■ **Given exercise**:
In the material below, the lines containing the word "breathing" are required; copy each of them.

-------- Material to process --------

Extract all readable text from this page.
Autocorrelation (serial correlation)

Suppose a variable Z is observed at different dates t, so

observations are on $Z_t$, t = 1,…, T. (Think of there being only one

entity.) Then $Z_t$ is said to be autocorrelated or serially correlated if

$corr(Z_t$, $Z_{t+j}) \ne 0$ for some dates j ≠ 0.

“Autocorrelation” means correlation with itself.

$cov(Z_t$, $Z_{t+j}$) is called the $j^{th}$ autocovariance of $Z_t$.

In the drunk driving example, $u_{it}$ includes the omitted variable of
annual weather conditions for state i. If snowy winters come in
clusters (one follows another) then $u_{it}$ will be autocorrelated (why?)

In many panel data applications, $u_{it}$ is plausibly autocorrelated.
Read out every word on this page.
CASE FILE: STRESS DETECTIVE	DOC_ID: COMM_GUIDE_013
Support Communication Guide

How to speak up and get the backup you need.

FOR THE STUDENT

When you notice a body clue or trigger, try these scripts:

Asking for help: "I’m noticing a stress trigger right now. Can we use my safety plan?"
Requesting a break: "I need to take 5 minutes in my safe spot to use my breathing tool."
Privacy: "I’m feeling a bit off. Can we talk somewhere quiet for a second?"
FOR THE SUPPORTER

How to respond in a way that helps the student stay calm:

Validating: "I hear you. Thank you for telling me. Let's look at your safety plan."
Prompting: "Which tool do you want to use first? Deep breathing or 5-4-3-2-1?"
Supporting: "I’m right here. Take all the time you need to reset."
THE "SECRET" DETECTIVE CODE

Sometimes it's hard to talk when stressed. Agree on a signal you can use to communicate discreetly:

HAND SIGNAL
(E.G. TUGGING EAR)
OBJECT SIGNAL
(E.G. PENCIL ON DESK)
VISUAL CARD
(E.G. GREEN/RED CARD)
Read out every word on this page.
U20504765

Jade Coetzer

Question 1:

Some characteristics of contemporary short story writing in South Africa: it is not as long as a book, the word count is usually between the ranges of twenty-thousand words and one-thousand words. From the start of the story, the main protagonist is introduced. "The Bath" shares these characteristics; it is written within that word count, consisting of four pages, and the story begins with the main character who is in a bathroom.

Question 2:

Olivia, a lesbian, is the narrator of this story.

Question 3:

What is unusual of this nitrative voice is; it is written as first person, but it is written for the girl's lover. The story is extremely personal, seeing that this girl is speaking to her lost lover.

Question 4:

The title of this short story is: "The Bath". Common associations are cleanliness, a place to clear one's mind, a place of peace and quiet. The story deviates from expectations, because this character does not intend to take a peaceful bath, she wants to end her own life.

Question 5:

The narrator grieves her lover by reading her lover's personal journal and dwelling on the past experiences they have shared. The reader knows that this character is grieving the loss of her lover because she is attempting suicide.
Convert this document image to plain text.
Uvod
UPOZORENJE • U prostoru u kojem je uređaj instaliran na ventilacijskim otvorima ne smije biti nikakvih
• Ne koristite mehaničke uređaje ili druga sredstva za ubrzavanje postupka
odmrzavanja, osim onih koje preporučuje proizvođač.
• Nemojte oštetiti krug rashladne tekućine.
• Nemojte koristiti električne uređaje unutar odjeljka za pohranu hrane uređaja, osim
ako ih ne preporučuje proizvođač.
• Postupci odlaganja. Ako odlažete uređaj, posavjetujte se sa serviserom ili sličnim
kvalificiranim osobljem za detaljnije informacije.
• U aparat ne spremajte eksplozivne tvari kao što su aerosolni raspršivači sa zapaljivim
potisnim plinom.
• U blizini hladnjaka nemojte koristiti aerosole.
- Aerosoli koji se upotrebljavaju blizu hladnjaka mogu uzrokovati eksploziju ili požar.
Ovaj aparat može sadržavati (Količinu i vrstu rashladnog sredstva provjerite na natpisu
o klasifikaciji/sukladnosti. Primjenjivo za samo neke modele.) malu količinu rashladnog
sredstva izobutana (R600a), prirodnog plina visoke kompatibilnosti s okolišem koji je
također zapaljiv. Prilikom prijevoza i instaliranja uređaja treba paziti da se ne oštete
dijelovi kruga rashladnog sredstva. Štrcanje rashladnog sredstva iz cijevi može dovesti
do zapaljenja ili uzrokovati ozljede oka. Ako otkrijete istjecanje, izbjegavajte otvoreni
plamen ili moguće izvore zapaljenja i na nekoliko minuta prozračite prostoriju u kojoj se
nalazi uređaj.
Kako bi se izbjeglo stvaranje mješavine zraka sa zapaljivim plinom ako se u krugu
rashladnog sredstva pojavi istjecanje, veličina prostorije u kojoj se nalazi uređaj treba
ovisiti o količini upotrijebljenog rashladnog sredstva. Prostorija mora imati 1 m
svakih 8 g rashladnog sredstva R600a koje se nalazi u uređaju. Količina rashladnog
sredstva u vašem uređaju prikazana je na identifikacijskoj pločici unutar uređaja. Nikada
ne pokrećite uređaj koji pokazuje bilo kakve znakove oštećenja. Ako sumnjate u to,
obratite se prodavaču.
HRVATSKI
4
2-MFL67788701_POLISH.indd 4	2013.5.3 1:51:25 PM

--------

■ **Reply to the task**:
Requesting a break: "I need to take 5 minutes in my safe spot to use my breathing tool."
Prompting: "Which tool do you want to use first? Deep breathing or 5-4-3-2-1?"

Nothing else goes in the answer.